▶ Text passage:
Similar to gnome-contacts, any plans to untagle the calendar indicator menu from Evolution?
 
Any insight on what particular changes does the ubuntu-control-center fork come with?
 
+Alberto Salmerón Moreno Most importantly, support for subsections written in Python, etc. Right now, clicking on the Ubuntu One icon opens up a new window, and we don't want that to happen. Also, there's the whole revamp of the Appearance dialog, that now includes Unity-specific settings too.
 
The changes to control center probably won't be much more than we already have in the gnome-control-center that is in 12.04, it is only a fork in the sense of how we maintain the patches. Our patches have become too hard to manage as-is, so forking means it is easier to rebase on upstream as needed.
 
Just to clarify, the Ubuntu default install won't include several pieces of GNOME: Boxes, Documents, Epiphany, Evolution, GDM, Tracker, the Cantarell font, and of course Shell/Mutter. They'll be available for install like usual though.
 
+Jeremy Bicha I guessed the reader would assume that, since I actually meant Ubuntu will have a near complete stack in the repos.
 
Will the larger Gnome community be able to make use of improvements UCC will make?
 
+Swapnil Bhartiya Technically yes, since both projects will be open source, they can copy the code simply without getting trapped in a Google-Oracle like lawsuit.
 
Ubuntu's System Settings will also use the same license as GNOME's. We have some pretty large patches in System Settings now that attempt to provide a more vanilla unpatched experience for GNOME Shell users while at the same time tuned for the look and functionality wanted by the Ubuntu designers and developers for the Unity session. Splitting the two just makes it more clear. I see it as more of a patched gnome-control-center than a fork.

We do have a bit of a problem where Ubuntu designers have a vision for System Settings and GNOME has a vision, but those visions are different and I'm not sure how willing the GNOME designer-developers are interested in several of Ubuntu's patches. There are other patches though that should be integrated into GNOME though.
 
Are the gnome-c-c developers aware of the technical reasons for this fork? Obviously things like Ubuntu specific settings panels have no place upstream, but Python bindings and a public API for external c-c- panels might be worth discussing again.
 
Here is a link to a thread where some of the changes have been discussed.

http://mail.gnome.org/archives/desktop-devel-list/2011-May/msg00095.html

The short story is Ubuntu wants to include all system settings in control-center, but upstream GNOME's vision for g-c-c is to only allow the panels that is part of the GNOME experience to be embedded.

There are of course more changes, some of them we are already working with upstream to get merged. As I said before, this isn't a "new" fork, it is primarily to make it easier to manage our patches and we'll want to rebase often. Nobody wants to carry patches, but it is two projects with different visions and we are working to find a simpler way to manage that.
 
Congratulations on fragmenting yet another piece of the Linux operating system. We love balkanization.

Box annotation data
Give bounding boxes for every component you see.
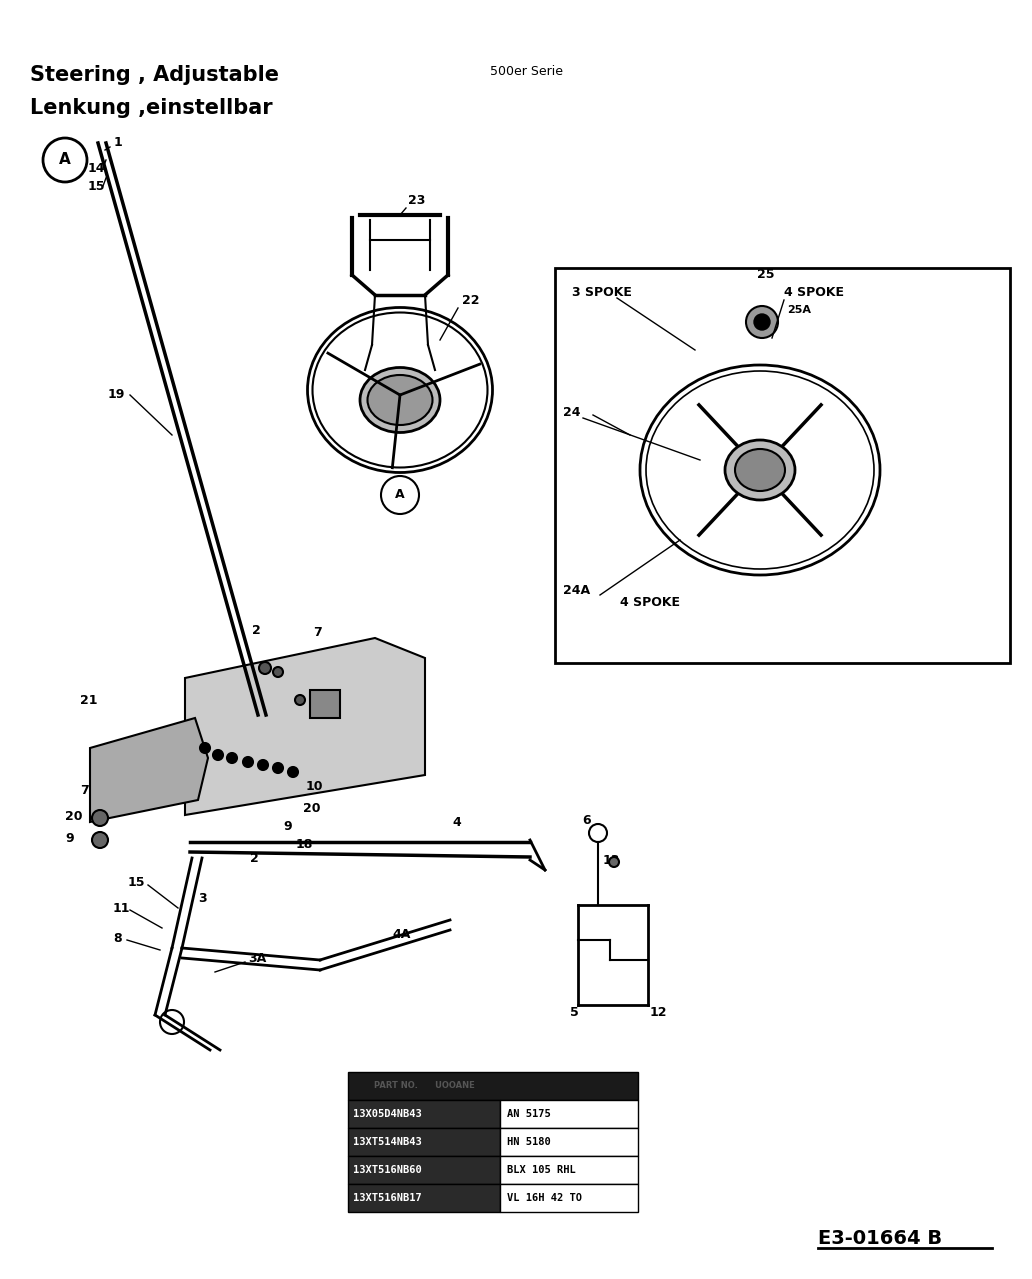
Text: E3-01664 B: E3-01664 B [818, 1229, 942, 1247]
Bar [499, 1184, 638, 1212]
Text: 3 SPOKE: 3 SPOKE [572, 285, 632, 298]
Text: 7: 7 [80, 784, 89, 797]
Circle shape [227, 753, 237, 764]
Ellipse shape [367, 375, 432, 425]
Text: 11: 11 [112, 902, 130, 914]
Text: 13: 13 [603, 853, 620, 866]
Text: A: A [395, 489, 405, 501]
Bar [310, 689, 340, 718]
Text: 25A: 25A [787, 304, 811, 315]
Text: 13XT516NB17: 13XT516NB17 [353, 1193, 422, 1204]
Text: 18: 18 [296, 839, 314, 852]
Text: 24A: 24A [563, 583, 590, 596]
Text: 6: 6 [582, 813, 590, 826]
Text: 15: 15 [88, 179, 105, 193]
Circle shape [92, 810, 108, 826]
Text: 21: 21 [80, 693, 97, 706]
Text: BLX 105 RHL: BLX 105 RHL [507, 1165, 576, 1175]
Text: 25: 25 [757, 269, 774, 281]
Text: 9: 9 [283, 821, 292, 834]
Text: 3: 3 [198, 891, 206, 904]
Text: 4 SPOKE: 4 SPOKE [784, 285, 844, 298]
Ellipse shape [725, 440, 795, 500]
Text: Steering , Adjustable: Steering , Adjustable [30, 65, 279, 84]
Bar [348, 1156, 499, 1184]
Bar [499, 1156, 638, 1184]
Text: 500er Serie: 500er Serie [490, 65, 563, 78]
Circle shape [609, 857, 619, 867]
Text: 3A: 3A [248, 952, 266, 964]
Text: 2: 2 [250, 852, 259, 865]
Text: 23: 23 [408, 193, 425, 206]
Text: 10: 10 [307, 779, 323, 793]
Text: VL 16H 42 TO: VL 16H 42 TO [507, 1193, 582, 1204]
Ellipse shape [360, 367, 440, 432]
Bar [499, 1128, 638, 1156]
Text: AN 5175: AN 5175 [507, 1109, 551, 1119]
Circle shape [92, 833, 108, 848]
Text: 2: 2 [252, 623, 261, 637]
Text: PART NO.      UOOANE: PART NO. UOOANE [374, 1082, 475, 1091]
Bar [499, 1100, 638, 1128]
Bar [348, 1072, 638, 1100]
Text: 12: 12 [650, 1005, 668, 1018]
Text: 4A: 4A [392, 929, 411, 941]
Circle shape [273, 764, 283, 773]
Bar [348, 1100, 499, 1128]
Text: 13XT516NB60: 13XT516NB60 [353, 1165, 422, 1175]
Ellipse shape [735, 449, 785, 491]
Text: Lenkung ,einstellbar: Lenkung ,einstellbar [30, 98, 272, 118]
Text: 15: 15 [128, 876, 146, 889]
Polygon shape [185, 638, 425, 815]
Circle shape [746, 306, 778, 338]
Text: 13XT514NB43: 13XT514NB43 [353, 1137, 422, 1147]
Circle shape [754, 315, 770, 330]
Polygon shape [90, 718, 208, 822]
Text: 22: 22 [462, 293, 480, 307]
Text: 5: 5 [570, 1005, 579, 1018]
Circle shape [200, 743, 209, 753]
Text: A: A [59, 152, 71, 168]
Text: 19: 19 [108, 389, 125, 402]
Text: 20: 20 [303, 802, 321, 815]
Text: 13X05D4NB43: 13X05D4NB43 [353, 1109, 422, 1119]
Text: 1: 1 [114, 137, 123, 150]
Bar [555, 269, 1010, 663]
Bar [348, 1128, 499, 1156]
Circle shape [288, 767, 298, 778]
Circle shape [213, 749, 223, 760]
Text: HN 5180: HN 5180 [507, 1137, 551, 1147]
Text: 4: 4 [452, 816, 460, 829]
Circle shape [243, 757, 253, 767]
Bar [348, 1184, 499, 1212]
Circle shape [259, 663, 271, 674]
Circle shape [258, 760, 268, 770]
Circle shape [295, 694, 305, 705]
Text: 7: 7 [313, 625, 322, 638]
Text: 8: 8 [112, 931, 122, 944]
Circle shape [273, 668, 283, 677]
Text: 9: 9 [65, 831, 73, 844]
Text: 14: 14 [88, 161, 105, 174]
Text: 20: 20 [65, 810, 83, 822]
Text: 4 SPOKE: 4 SPOKE [620, 596, 680, 609]
Text: 24: 24 [563, 407, 580, 420]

▶ Requests:
• a. Which pieces of GNOME does the discussion of Ubuntu's control center fork say the Ubuntu default install won't include?
• b. In the discussion of Ubuntu's control center fork, condense the paragraph beginning "Ubuntu's System Settings will also use the same license" into two or three sentences.
• c. Extend the discussion of Ubuntu's control center fork with a few more comments that follow on from its last one.

▶ Answers to the exercises:
• a. Boxes, Documents, Epiphany, Evolution, GDM, Tracker, the Cantarell font, and Shell/Mutter.

• b. Ubuntu's System Settings will use the same license as GNOME's. Its current large patches try to give GNOME Shell users a more vanilla experience while tuning the Unity session to what Ubuntu's designers and developers want, and splitting the two makes this clearer. The writer sees it as more of a patched gnome-control-center than a fork.

• c.
 
+Art Cancro O hai there! You know what? It will continue to be updated for each GNOME release, and merges from gnome-c-c will continue to be made. That's fragmentation, isn't it?
 
Wow Ubuntu's pretentiousness gets more unbearable by the day. +Bilal Akhtar, you should be ashamed to work for such a sleazy company. Not only does it bastardize other people's hard work, it re-brands everything as "Canonical and nobody else created Linux."

I'm genuinely curious, do you really think that Unity is usable software, at all? ("Do lunatics know they're crazy?") For example, open the Control Center in Ubuntu 12.04. Can you genuinely call that usable, by any standards? The 9-dots-button replaced by [All Settings] that is for some reason absorbed with the sub-category button?

For the first time, I realize how outdated the English language is, because I cannot find words to express how just bad Unity is. Just imagine this: If I ever meet Mark Shuttleworth in real life, I would not hesitate to spit on his face.
 
+Okung Nyo - well said. I had high hopes for Ubuntu. They started off as the distro that really worked hard on the "finish work," that extra level of polish that seemed to be lacking at the time. But over the last year or two it's just been nothing but balkanization and arrogance.

Ubuntu has jumped the shark.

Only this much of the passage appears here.